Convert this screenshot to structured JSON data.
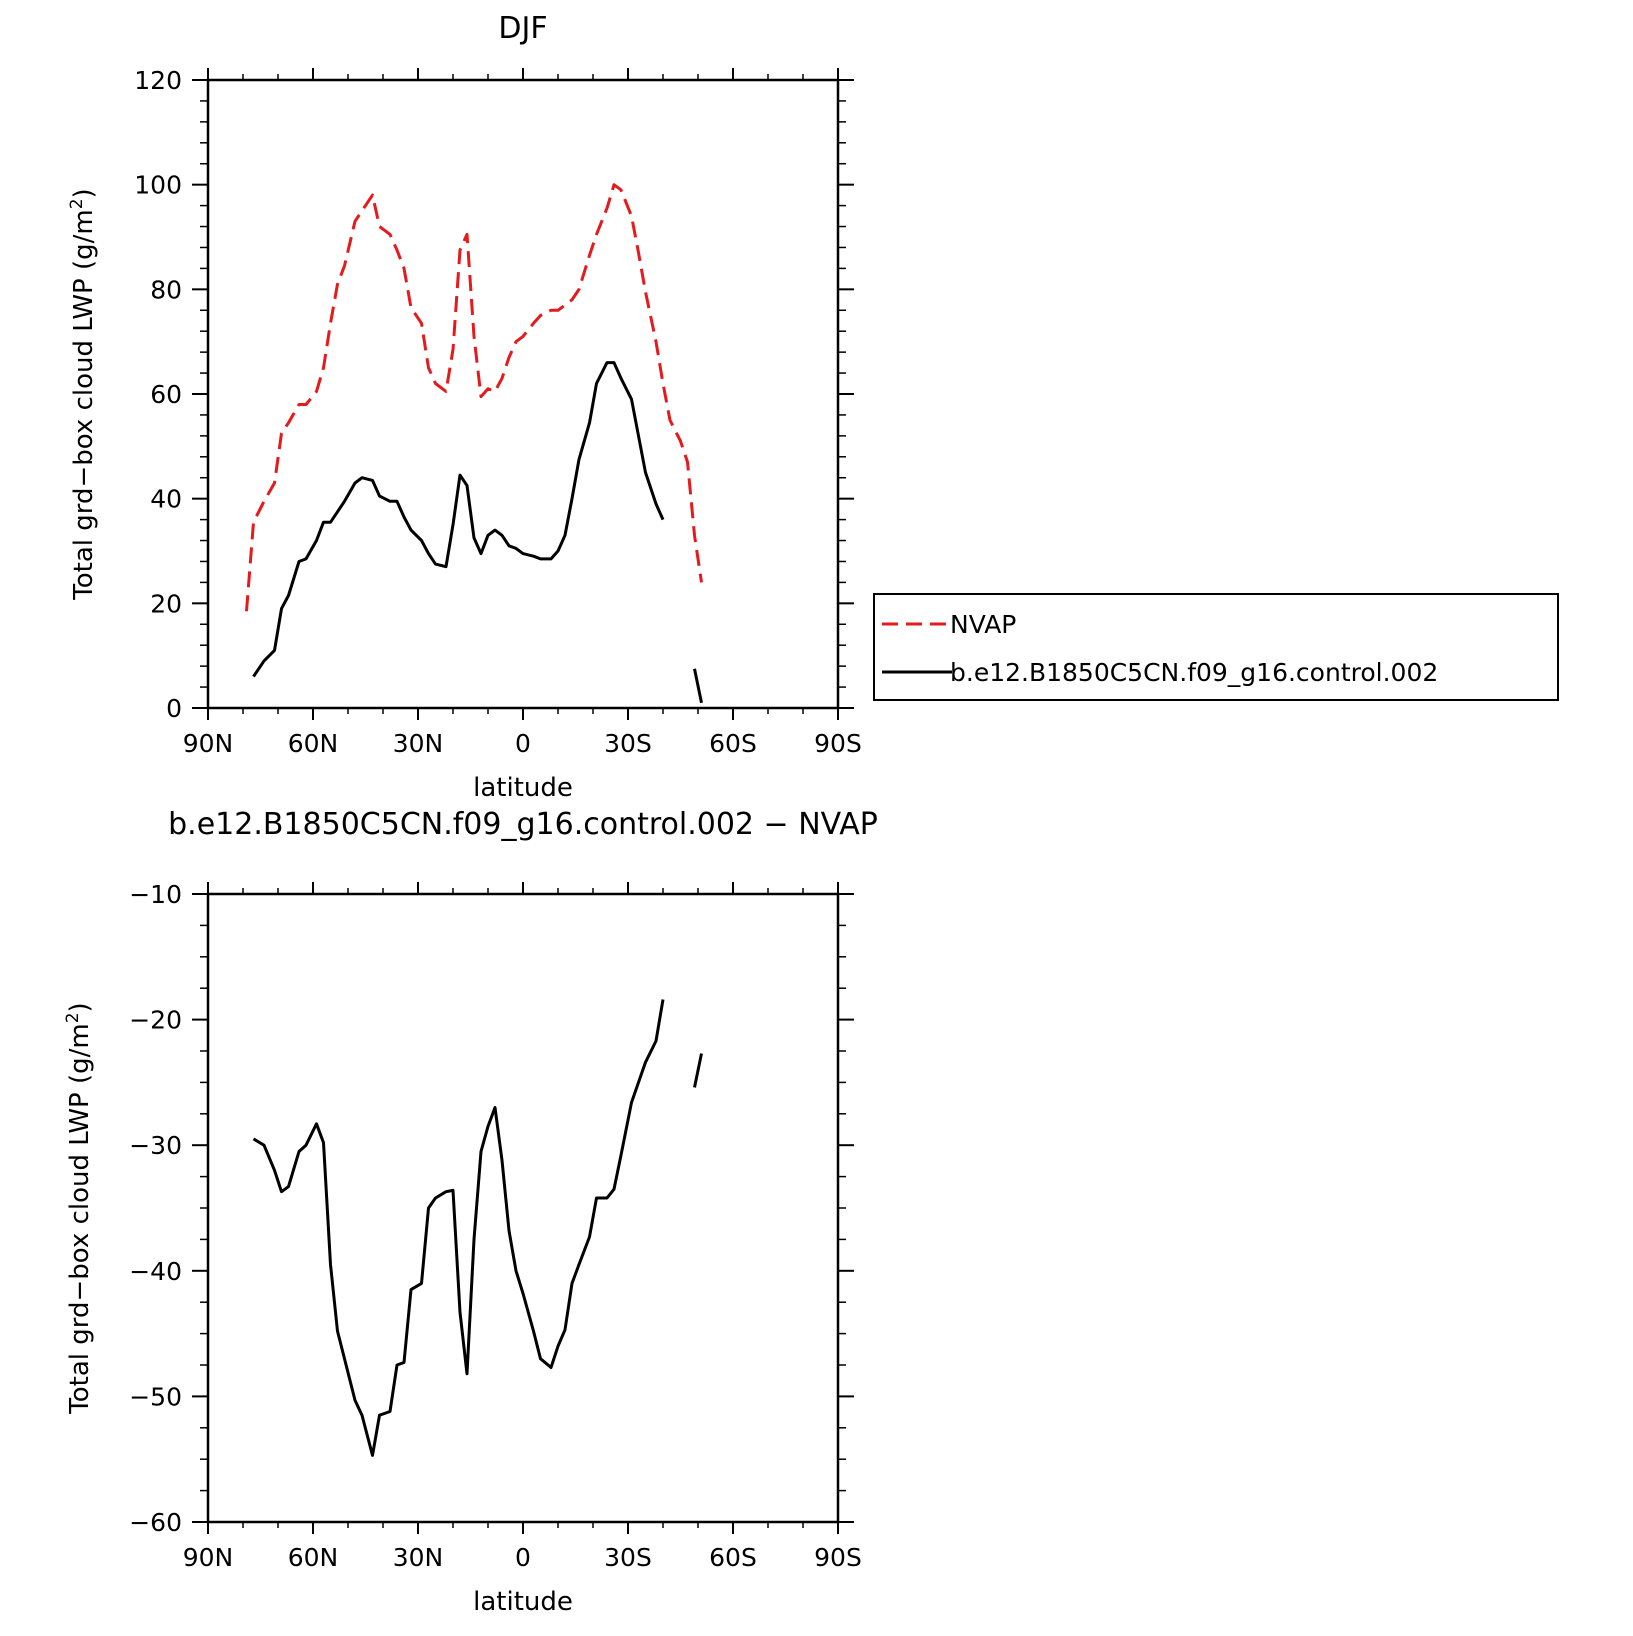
{
  "chart_data": [
    {
      "type": "line",
      "title": "DJF",
      "xlabel": "latitude",
      "ylabel": "Total grd−box cloud LWP (g/m",
      "ylabel_sup": "2",
      "ylabel_tail": ")",
      "xlim": [
        90,
        -90
      ],
      "ylim": [
        0,
        120
      ],
      "yticks": [
        {
          "value": 0,
          "label": "0"
        },
        {
          "value": 20,
          "label": "20"
        },
        {
          "value": 40,
          "label": "40"
        },
        {
          "value": 60,
          "label": "60"
        },
        {
          "value": 80,
          "label": "80"
        },
        {
          "value": 100,
          "label": "100"
        },
        {
          "value": 120,
          "label": "120"
        }
      ],
      "xticks": [
        {
          "value": 90,
          "label": "90N"
        },
        {
          "value": 60,
          "label": "60N"
        },
        {
          "value": 30,
          "label": "30N"
        },
        {
          "value": 0,
          "label": "0"
        },
        {
          "value": -30,
          "label": "30S"
        },
        {
          "value": -60,
          "label": "60S"
        },
        {
          "value": -90,
          "label": "90S"
        }
      ],
      "legend": [
        {
          "name": "NVAP",
          "color": "#e41a1c",
          "dash": true
        },
        {
          "name": "b.e12.B1850C5CN.f09_g16.control.002",
          "color": "#000000",
          "dash": false
        }
      ],
      "series": [
        {
          "name": "NVAP",
          "color": "#e41a1c",
          "dash": true,
          "segments": [
            [
              [
                79,
                18.5
              ],
              [
                77,
                35.5
              ],
              [
                74,
                39.5
              ],
              [
                71,
                43
              ],
              [
                69,
                52.5
              ],
              [
                67,
                54.5
              ],
              [
                64,
                58
              ],
              [
                62,
                58
              ],
              [
                59,
                60.5
              ],
              [
                57,
                65
              ],
              [
                55,
                73.5
              ],
              [
                53,
                81
              ],
              [
                51,
                84.5
              ],
              [
                48,
                93
              ],
              [
                46,
                95
              ],
              [
                43,
                98
              ],
              [
                41,
                92
              ],
              [
                38,
                90.5
              ],
              [
                36,
                87.5
              ],
              [
                34,
                84
              ],
              [
                32,
                76.5
              ],
              [
                29,
                73.5
              ],
              [
                27,
                65
              ],
              [
                25,
                62
              ],
              [
                22,
                60.5
              ],
              [
                20,
                68.5
              ],
              [
                18,
                87.5
              ],
              [
                16,
                90.5
              ],
              [
                14,
                71
              ],
              [
                12,
                59.5
              ],
              [
                10,
                61
              ],
              [
                8,
                60.5
              ],
              [
                6,
                63
              ],
              [
                4,
                67
              ],
              [
                2,
                70
              ],
              [
                0,
                71
              ],
              [
                -3,
                73.5
              ],
              [
                -5,
                75
              ],
              [
                -8,
                76
              ],
              [
                -10,
                76
              ],
              [
                -12,
                77
              ],
              [
                -14,
                78
              ],
              [
                -16,
                80
              ],
              [
                -19,
                86.5
              ],
              [
                -21,
                90.5
              ],
              [
                -24,
                95.5
              ],
              [
                -26,
                100
              ],
              [
                -28,
                99
              ],
              [
                -31,
                94
              ],
              [
                -33,
                87
              ],
              [
                -35,
                79.5
              ],
              [
                -38,
                70
              ],
              [
                -40,
                62
              ],
              [
                -42,
                55
              ],
              [
                -45,
                51
              ],
              [
                -47,
                47
              ],
              [
                -49,
                33
              ],
              [
                -51,
                24
              ]
            ]
          ]
        },
        {
          "name": "b.e12.B1850C5CN.f09_g16.control.002",
          "color": "#000000",
          "dash": false,
          "segments": [
            [
              [
                77,
                6
              ],
              [
                74,
                9
              ],
              [
                71,
                11
              ],
              [
                69,
                19
              ],
              [
                67,
                21.5
              ],
              [
                64,
                28
              ],
              [
                62,
                28.5
              ],
              [
                59,
                32
              ],
              [
                57,
                35.5
              ],
              [
                55,
                35.5
              ],
              [
                53,
                37.5
              ],
              [
                51,
                39.5
              ],
              [
                48,
                43
              ],
              [
                46,
                44
              ],
              [
                43,
                43.5
              ],
              [
                41,
                40.5
              ],
              [
                38,
                39.5
              ],
              [
                36,
                39.5
              ],
              [
                34,
                36.5
              ],
              [
                32,
                34
              ],
              [
                29,
                32
              ],
              [
                27,
                29.5
              ],
              [
                25,
                27.5
              ],
              [
                22,
                27
              ],
              [
                20,
                35
              ],
              [
                18,
                44.5
              ],
              [
                16,
                42.5
              ],
              [
                14,
                32.5
              ],
              [
                12,
                29.5
              ],
              [
                10,
                33
              ],
              [
                8,
                34
              ],
              [
                6,
                33
              ],
              [
                4,
                31
              ],
              [
                2,
                30.5
              ],
              [
                0,
                29.5
              ],
              [
                -3,
                29
              ],
              [
                -5,
                28.5
              ],
              [
                -8,
                28.5
              ],
              [
                -10,
                30
              ],
              [
                -12,
                33
              ],
              [
                -14,
                40
              ],
              [
                -16,
                47.5
              ],
              [
                -19,
                54.5
              ],
              [
                -21,
                62
              ],
              [
                -24,
                66
              ],
              [
                -26,
                66
              ],
              [
                -28,
                63
              ],
              [
                -31,
                59
              ],
              [
                -33,
                52
              ],
              [
                -35,
                45
              ],
              [
                -38,
                39
              ],
              [
                -40,
                36
              ]
            ],
            [
              [
                -49,
                7.5
              ],
              [
                -51,
                1
              ]
            ]
          ]
        }
      ]
    },
    {
      "type": "line",
      "title": "b.e12.B1850C5CN.f09_g16.control.002 − NVAP",
      "xlabel": "latitude",
      "ylabel": "Total grd−box cloud LWP (g/m",
      "ylabel_sup": "2",
      "ylabel_tail": ")",
      "xlim": [
        90,
        -90
      ],
      "ylim": [
        -60,
        -10
      ],
      "yticks": [
        {
          "value": -60,
          "label": "−60"
        },
        {
          "value": -50,
          "label": "−50"
        },
        {
          "value": -40,
          "label": "−40"
        },
        {
          "value": -30,
          "label": "−30"
        },
        {
          "value": -20,
          "label": "−20"
        },
        {
          "value": -10,
          "label": "−10"
        }
      ],
      "xticks": [
        {
          "value": 90,
          "label": "90N"
        },
        {
          "value": 60,
          "label": "60N"
        },
        {
          "value": 30,
          "label": "30N"
        },
        {
          "value": 0,
          "label": "0"
        },
        {
          "value": -30,
          "label": "30S"
        },
        {
          "value": -60,
          "label": "60S"
        },
        {
          "value": -90,
          "label": "90S"
        }
      ],
      "legend": [],
      "series": [
        {
          "name": "",
          "color": "#000000",
          "dash": false,
          "segments": [
            [
              [
                77,
                -29.5
              ],
              [
                74,
                -30
              ],
              [
                71,
                -32
              ],
              [
                69,
                -33.7
              ],
              [
                67,
                -33.3
              ],
              [
                64,
                -30.5
              ],
              [
                62,
                -30
              ],
              [
                59,
                -28.3
              ],
              [
                57,
                -29.8
              ],
              [
                55,
                -39.5
              ],
              [
                53,
                -44.8
              ],
              [
                51,
                -47
              ],
              [
                48,
                -50.3
              ],
              [
                46,
                -51.5
              ],
              [
                43,
                -54.7
              ],
              [
                41,
                -51.5
              ],
              [
                38,
                -51.2
              ],
              [
                36,
                -47.5
              ],
              [
                34,
                -47.3
              ],
              [
                32,
                -41.5
              ],
              [
                29,
                -41
              ],
              [
                27,
                -35
              ],
              [
                25,
                -34.2
              ],
              [
                22,
                -33.7
              ],
              [
                20,
                -33.6
              ],
              [
                18,
                -43.3
              ],
              [
                16,
                -48.2
              ],
              [
                14,
                -37.5
              ],
              [
                12,
                -30.5
              ],
              [
                10,
                -28.5
              ],
              [
                8,
                -27
              ],
              [
                6,
                -31.2
              ],
              [
                4,
                -36.8
              ],
              [
                2,
                -40
              ],
              [
                0,
                -41.8
              ],
              [
                -3,
                -44.8
              ],
              [
                -5,
                -47
              ],
              [
                -8,
                -47.7
              ],
              [
                -10,
                -46
              ],
              [
                -12,
                -44.7
              ],
              [
                -14,
                -41
              ],
              [
                -16,
                -39.5
              ],
              [
                -19,
                -37.3
              ],
              [
                -21,
                -34.2
              ],
              [
                -24,
                -34.2
              ],
              [
                -26,
                -33.5
              ],
              [
                -28,
                -30.8
              ],
              [
                -31,
                -26.6
              ],
              [
                -33,
                -25
              ],
              [
                -35,
                -23.4
              ],
              [
                -38,
                -21.7
              ],
              [
                -40,
                -18.4
              ]
            ],
            [
              [
                -49,
                -25.4
              ],
              [
                -51,
                -22.7
              ]
            ]
          ]
        }
      ]
    }
  ]
}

- **STATED GOAL**
Within the data above, count the lines that contain the string "dash"; the reply is the number alone.

- **RESPONSE BELOW**
5